▶ **The request**
In the listing below, locate the lines bearing the word "this". Copy every one of them.

++++ Recorded information ++++

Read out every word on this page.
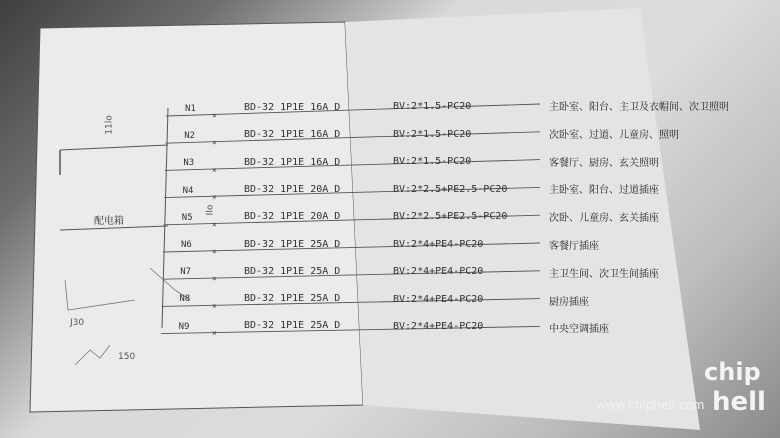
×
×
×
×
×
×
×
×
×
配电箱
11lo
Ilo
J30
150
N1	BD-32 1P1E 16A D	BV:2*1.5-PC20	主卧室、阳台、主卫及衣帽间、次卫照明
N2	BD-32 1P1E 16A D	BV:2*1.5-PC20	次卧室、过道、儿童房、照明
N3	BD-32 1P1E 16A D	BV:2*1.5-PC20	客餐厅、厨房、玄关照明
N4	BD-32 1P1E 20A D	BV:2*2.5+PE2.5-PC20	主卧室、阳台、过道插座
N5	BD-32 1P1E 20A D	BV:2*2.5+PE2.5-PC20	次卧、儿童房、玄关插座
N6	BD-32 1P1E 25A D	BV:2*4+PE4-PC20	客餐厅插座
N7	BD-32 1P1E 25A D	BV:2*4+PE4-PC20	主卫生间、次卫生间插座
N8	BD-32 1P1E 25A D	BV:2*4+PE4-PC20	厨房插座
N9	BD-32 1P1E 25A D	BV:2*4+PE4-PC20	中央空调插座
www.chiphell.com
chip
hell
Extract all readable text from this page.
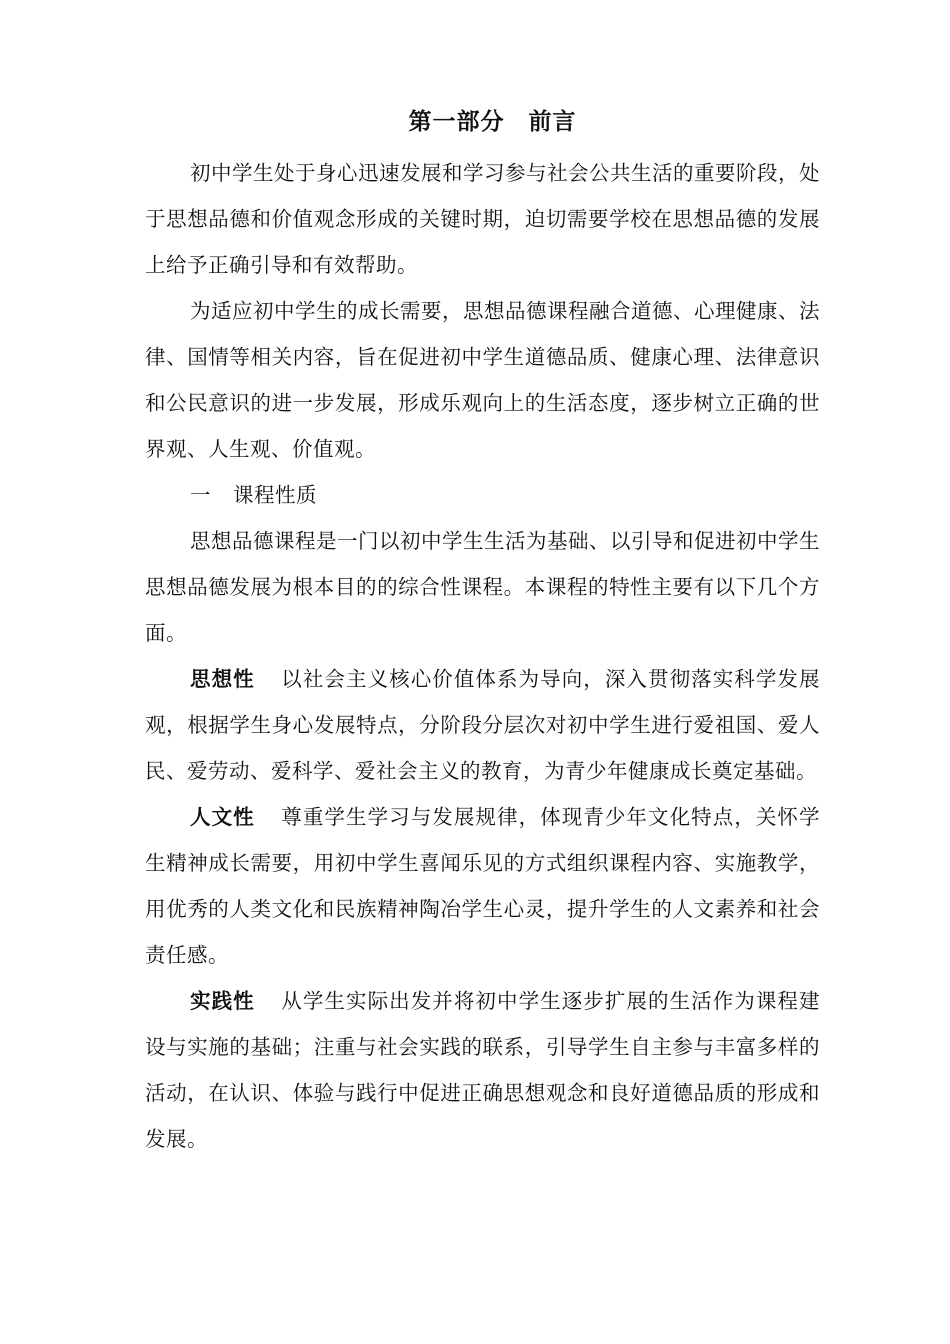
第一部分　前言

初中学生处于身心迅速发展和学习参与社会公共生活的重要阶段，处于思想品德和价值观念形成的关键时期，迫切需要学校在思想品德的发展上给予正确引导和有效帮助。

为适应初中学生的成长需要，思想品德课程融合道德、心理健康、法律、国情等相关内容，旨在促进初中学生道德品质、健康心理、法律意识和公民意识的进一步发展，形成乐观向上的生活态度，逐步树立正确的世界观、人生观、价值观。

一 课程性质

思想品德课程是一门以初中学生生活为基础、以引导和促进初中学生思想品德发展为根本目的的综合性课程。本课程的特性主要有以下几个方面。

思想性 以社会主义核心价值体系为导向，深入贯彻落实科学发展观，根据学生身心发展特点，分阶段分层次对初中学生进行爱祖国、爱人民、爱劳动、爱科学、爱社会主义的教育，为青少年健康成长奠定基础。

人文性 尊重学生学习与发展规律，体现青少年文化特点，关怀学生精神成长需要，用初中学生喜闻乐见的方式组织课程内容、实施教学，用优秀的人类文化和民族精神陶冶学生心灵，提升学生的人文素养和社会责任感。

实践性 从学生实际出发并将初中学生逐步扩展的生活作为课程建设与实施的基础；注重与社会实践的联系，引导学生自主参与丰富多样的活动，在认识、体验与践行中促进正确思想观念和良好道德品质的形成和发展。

++++
++++ Recorded information ++++

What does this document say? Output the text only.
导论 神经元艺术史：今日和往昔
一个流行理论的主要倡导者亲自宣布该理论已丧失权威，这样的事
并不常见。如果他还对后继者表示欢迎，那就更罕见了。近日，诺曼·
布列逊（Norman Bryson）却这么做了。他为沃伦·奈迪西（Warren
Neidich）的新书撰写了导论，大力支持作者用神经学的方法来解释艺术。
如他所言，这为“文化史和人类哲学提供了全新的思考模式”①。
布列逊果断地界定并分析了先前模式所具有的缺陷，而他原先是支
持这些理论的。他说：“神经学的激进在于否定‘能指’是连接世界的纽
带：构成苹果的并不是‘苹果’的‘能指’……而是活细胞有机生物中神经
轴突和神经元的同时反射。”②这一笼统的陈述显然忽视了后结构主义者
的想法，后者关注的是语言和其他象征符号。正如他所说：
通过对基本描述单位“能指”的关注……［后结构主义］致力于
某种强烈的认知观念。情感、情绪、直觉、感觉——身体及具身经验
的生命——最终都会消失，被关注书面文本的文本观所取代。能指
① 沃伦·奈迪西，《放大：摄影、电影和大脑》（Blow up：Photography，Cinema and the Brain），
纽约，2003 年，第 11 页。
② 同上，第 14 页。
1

++++
++++ Recorded information ++++

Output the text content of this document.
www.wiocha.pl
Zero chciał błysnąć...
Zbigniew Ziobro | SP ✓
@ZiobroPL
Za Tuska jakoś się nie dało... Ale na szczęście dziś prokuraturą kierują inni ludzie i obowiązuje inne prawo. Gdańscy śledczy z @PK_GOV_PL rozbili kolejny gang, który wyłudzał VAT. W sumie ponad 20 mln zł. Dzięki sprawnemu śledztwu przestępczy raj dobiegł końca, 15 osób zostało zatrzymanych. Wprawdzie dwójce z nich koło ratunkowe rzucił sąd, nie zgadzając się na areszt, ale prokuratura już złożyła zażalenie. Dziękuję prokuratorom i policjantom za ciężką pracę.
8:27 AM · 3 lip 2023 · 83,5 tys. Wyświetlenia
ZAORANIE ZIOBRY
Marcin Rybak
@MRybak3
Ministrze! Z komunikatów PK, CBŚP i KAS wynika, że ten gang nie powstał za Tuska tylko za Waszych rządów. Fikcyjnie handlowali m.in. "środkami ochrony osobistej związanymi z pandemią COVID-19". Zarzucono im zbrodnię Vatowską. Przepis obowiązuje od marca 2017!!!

++++

▶ **Exercise output**
Read out every word on this page.
Extract all readable text from this page.
What does this document say? Output the text only.
Output the text content of this document.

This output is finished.